> [Stated goal]: Can you return every line of the material below verbatim, leaving out the pictures?
━━━━━ Dataset records ━━━━━
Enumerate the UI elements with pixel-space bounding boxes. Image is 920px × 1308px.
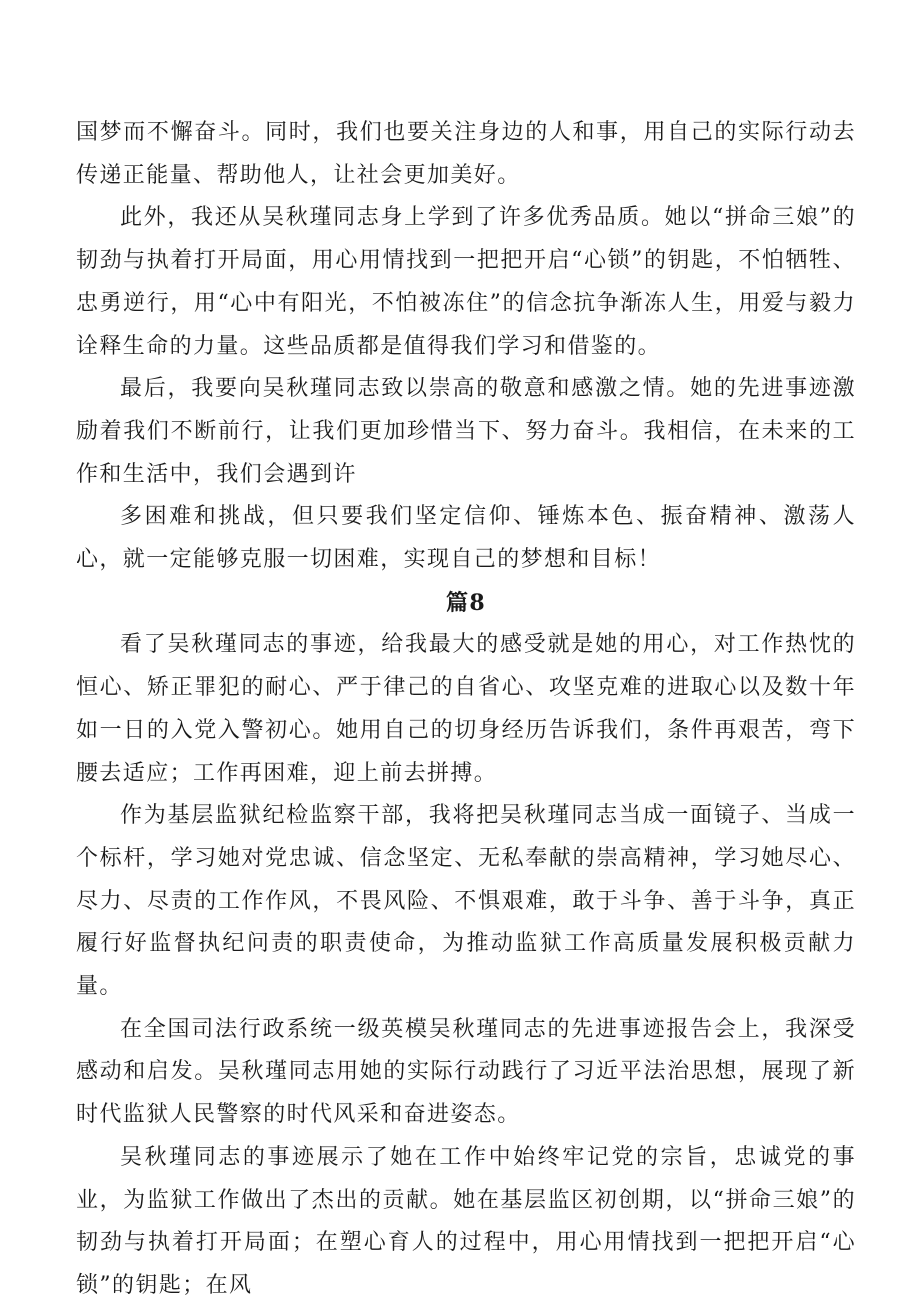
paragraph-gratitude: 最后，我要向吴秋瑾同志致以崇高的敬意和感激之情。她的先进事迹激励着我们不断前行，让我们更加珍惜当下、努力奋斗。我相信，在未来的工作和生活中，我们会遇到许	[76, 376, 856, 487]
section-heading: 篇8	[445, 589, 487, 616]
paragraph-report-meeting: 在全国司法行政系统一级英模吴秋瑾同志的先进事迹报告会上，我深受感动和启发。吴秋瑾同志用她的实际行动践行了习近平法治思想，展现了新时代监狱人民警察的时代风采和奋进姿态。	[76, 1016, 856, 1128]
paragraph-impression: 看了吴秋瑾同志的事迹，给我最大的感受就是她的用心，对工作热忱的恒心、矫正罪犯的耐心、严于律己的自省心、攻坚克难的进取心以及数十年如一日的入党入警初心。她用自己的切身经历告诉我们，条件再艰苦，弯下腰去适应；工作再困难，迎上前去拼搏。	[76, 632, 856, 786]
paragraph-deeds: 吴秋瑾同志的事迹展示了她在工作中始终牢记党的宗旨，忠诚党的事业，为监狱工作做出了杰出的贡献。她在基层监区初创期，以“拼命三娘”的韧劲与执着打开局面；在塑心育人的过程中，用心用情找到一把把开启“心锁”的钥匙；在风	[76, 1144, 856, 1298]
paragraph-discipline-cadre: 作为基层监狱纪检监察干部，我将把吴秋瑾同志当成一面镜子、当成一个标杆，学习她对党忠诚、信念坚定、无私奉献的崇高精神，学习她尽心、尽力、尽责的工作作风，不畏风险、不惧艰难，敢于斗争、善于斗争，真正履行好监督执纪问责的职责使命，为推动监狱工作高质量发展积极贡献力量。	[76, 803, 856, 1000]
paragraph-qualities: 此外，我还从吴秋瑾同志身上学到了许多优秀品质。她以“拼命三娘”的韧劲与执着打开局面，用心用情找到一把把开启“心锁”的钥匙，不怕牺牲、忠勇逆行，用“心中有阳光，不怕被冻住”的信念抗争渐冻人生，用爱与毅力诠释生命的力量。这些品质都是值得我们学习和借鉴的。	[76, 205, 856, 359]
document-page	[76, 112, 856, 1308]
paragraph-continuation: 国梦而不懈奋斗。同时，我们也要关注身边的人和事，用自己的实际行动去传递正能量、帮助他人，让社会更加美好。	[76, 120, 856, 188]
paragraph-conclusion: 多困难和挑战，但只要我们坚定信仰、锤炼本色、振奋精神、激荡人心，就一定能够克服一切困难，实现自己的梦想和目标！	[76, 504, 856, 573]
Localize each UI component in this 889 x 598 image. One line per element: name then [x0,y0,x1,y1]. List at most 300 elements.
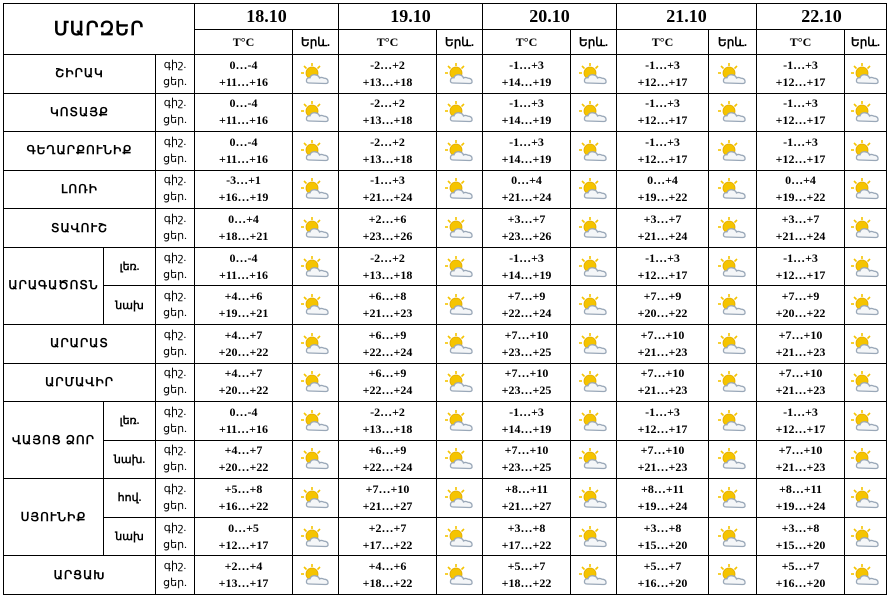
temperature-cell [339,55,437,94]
━━━━━
> [Final result]:
Enumerate the UI elements with pixel-space bounding boxes. Image is 920px × 1308px.
paragraph-gratitude: 最后，我要向吴秋瑾同志致以崇高的敬意和感激之情。她的先进事迹激励着我们不断前行，让我们更加珍惜当下、努力奋斗。我相信，在未来的工作和生活中，我们会遇到许	[76, 376, 856, 487]
section-heading: 篇8	[445, 589, 487, 616]
paragraph-report-meeting: 在全国司法行政系统一级英模吴秋瑾同志的先进事迹报告会上，我深受感动和启发。吴秋瑾同志用她的实际行动践行了习近平法治思想，展现了新时代监狱人民警察的时代风采和奋进姿态。	[76, 1016, 856, 1128]
paragraph-impression: 看了吴秋瑾同志的事迹，给我最大的感受就是她的用心，对工作热忱的恒心、矫正罪犯的耐心、严于律己的自省心、攻坚克难的进取心以及数十年如一日的入党入警初心。她用自己的切身经历告诉我们，条件再艰苦，弯下腰去适应；工作再困难，迎上前去拼搏。	[76, 632, 856, 786]
paragraph-deeds: 吴秋瑾同志的事迹展示了她在工作中始终牢记党的宗旨，忠诚党的事业，为监狱工作做出了杰出的贡献。她在基层监区初创期，以“拼命三娘”的韧劲与执着打开局面；在塑心育人的过程中，用心用情找到一把把开启“心锁”的钥匙；在风	[76, 1144, 856, 1298]
paragraph-discipline-cadre: 作为基层监狱纪检监察干部，我将把吴秋瑾同志当成一面镜子、当成一个标杆，学习她对党忠诚、信念坚定、无私奉献的崇高精神，学习她尽心、尽力、尽责的工作作风，不畏风险、不惧艰难，敢于斗争、善于斗争，真正履行好监督执纪问责的职责使命，为推动监狱工作高质量发展积极贡献力量。	[76, 803, 856, 1000]
paragraph-qualities: 此外，我还从吴秋瑾同志身上学到了许多优秀品质。她以“拼命三娘”的韧劲与执着打开局面，用心用情找到一把把开启“心锁”的钥匙，不怕牺牲、忠勇逆行，用“心中有阳光，不怕被冻住”的信念抗争渐冻人生，用爱与毅力诠释生命的力量。这些品质都是值得我们学习和借鉴的。	[76, 205, 856, 359]
document-page	[76, 112, 856, 1308]
paragraph-continuation: 国梦而不懈奋斗。同时，我们也要关注身边的人和事，用自己的实际行动去传递正能量、帮助他人，让社会更加美好。	[76, 120, 856, 188]
paragraph-conclusion: 多困难和挑战，但只要我们坚定信仰、锤炼本色、振奋精神、激荡人心，就一定能够克服一切困难，实现自己的梦想和目标！	[76, 504, 856, 573]
Localize each UI component in this 889 x 598 image. One line per element: name then [x0,y0,x1,y1]. List at most 300 elements.
temperature-cell [339,55,437,94]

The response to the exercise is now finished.